STORED DATA.
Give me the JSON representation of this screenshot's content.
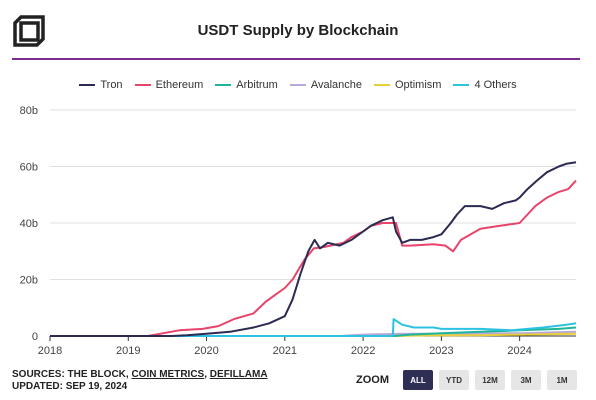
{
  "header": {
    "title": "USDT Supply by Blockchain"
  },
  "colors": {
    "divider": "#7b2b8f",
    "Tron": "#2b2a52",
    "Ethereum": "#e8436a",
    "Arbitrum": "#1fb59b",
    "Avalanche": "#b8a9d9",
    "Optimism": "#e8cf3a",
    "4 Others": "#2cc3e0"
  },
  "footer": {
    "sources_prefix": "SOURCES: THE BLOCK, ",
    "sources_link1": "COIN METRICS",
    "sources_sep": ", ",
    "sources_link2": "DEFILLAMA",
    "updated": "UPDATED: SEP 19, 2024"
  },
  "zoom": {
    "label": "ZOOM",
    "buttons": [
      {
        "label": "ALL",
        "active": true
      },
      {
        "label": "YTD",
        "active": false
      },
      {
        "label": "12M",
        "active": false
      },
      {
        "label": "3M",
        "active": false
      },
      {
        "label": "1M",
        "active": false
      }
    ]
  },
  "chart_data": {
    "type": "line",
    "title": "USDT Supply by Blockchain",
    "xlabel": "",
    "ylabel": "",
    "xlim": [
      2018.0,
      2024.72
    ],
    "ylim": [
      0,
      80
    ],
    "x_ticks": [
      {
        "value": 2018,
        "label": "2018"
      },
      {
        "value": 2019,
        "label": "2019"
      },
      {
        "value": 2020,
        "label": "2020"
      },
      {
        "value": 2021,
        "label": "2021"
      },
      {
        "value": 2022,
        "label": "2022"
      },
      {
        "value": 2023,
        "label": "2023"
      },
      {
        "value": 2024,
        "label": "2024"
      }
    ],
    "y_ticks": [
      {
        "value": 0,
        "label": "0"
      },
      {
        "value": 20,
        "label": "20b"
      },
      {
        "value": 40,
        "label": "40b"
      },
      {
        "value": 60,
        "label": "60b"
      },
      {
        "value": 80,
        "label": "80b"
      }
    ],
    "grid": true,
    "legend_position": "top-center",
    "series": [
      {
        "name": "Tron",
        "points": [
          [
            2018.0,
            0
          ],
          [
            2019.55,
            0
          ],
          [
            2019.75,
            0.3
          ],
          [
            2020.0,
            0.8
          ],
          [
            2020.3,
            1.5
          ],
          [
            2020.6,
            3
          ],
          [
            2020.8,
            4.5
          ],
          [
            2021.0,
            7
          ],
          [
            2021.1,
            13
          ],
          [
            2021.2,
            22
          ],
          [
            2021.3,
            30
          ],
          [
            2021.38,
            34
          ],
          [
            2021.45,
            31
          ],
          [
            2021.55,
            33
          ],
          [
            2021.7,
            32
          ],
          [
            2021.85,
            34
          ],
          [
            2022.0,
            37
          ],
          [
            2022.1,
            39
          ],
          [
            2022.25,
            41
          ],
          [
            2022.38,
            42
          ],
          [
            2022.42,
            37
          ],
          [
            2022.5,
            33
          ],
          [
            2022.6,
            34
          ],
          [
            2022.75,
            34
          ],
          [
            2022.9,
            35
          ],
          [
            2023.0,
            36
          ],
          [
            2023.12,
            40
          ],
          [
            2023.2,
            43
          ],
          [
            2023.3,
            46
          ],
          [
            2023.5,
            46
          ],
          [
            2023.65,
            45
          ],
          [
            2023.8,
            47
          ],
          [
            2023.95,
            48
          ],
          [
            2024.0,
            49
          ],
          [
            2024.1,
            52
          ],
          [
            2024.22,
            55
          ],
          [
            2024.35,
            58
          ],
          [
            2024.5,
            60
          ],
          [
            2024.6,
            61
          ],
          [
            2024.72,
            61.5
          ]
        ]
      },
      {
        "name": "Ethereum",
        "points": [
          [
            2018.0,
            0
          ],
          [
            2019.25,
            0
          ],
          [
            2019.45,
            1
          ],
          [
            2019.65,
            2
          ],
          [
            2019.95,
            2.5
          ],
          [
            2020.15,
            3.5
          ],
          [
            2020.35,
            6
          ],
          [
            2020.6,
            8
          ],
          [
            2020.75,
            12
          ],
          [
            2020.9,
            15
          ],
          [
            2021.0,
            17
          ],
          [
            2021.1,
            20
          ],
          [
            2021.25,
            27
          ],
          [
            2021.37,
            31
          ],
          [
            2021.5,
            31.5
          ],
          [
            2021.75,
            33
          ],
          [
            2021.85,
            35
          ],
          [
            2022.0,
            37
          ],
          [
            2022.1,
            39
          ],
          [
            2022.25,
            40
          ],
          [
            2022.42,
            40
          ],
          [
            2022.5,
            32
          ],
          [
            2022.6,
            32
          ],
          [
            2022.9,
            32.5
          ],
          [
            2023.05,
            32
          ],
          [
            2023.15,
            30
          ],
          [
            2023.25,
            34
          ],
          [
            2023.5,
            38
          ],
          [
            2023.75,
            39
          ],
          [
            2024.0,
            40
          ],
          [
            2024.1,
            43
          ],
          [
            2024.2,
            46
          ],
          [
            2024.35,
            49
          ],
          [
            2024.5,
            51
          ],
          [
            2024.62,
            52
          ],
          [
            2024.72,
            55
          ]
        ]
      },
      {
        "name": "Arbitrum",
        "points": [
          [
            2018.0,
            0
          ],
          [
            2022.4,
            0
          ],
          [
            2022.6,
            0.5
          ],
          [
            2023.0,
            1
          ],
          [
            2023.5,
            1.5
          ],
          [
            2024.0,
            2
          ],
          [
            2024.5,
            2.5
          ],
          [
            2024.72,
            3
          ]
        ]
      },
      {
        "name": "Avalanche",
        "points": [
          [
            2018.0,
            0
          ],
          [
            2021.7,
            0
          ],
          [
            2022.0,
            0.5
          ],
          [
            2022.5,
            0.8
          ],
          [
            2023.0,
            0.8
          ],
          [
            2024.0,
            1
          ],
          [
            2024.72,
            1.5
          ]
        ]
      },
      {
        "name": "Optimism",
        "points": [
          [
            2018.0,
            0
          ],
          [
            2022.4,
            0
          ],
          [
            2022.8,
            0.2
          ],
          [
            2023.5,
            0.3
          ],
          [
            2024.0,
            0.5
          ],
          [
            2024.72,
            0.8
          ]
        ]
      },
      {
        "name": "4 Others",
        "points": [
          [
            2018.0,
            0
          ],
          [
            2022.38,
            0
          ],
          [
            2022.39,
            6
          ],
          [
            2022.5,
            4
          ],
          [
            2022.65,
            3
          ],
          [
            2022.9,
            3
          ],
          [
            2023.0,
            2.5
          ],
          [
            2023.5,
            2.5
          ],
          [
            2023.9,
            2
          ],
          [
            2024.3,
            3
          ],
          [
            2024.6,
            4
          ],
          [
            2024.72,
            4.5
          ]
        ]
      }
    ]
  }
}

* * *

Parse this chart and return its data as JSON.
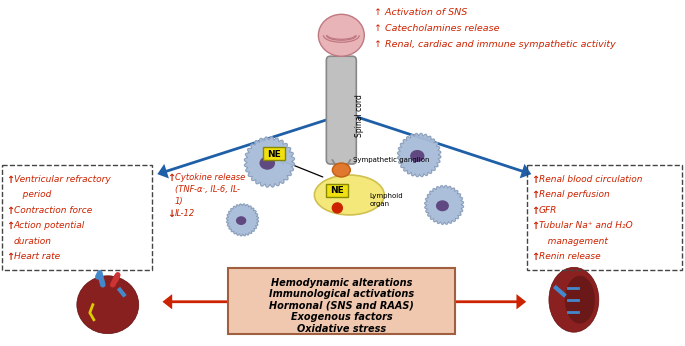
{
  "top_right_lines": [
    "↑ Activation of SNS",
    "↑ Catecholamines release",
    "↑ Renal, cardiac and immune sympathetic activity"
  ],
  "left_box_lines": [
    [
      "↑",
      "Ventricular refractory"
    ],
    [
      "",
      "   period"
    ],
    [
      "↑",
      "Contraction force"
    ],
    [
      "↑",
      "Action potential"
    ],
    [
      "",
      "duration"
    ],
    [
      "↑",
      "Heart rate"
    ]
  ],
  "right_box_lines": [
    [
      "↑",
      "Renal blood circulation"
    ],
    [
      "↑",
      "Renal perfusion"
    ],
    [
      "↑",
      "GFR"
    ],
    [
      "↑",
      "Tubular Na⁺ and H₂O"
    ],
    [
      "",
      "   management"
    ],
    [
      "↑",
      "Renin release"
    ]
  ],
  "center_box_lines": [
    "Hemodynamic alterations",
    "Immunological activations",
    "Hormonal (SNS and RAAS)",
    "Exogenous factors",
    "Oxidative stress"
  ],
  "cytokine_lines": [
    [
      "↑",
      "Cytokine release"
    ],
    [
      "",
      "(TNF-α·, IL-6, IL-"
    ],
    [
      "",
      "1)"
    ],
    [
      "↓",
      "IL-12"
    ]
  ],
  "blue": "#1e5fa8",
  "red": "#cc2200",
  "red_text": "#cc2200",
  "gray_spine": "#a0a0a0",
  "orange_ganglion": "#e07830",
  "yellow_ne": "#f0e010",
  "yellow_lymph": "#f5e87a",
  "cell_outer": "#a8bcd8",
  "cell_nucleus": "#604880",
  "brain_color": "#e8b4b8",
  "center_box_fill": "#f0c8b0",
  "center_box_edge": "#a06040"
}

SET EXERCISE. Look for the word "name" and return every line where it occurs.

TASK ANSWER.
        "name": "Tron",
        "name": "Ethereum",
        "name": "Arbitrum",
        "name": "Avalanche",
        "name": "Optimism",
        "name": "4 Others",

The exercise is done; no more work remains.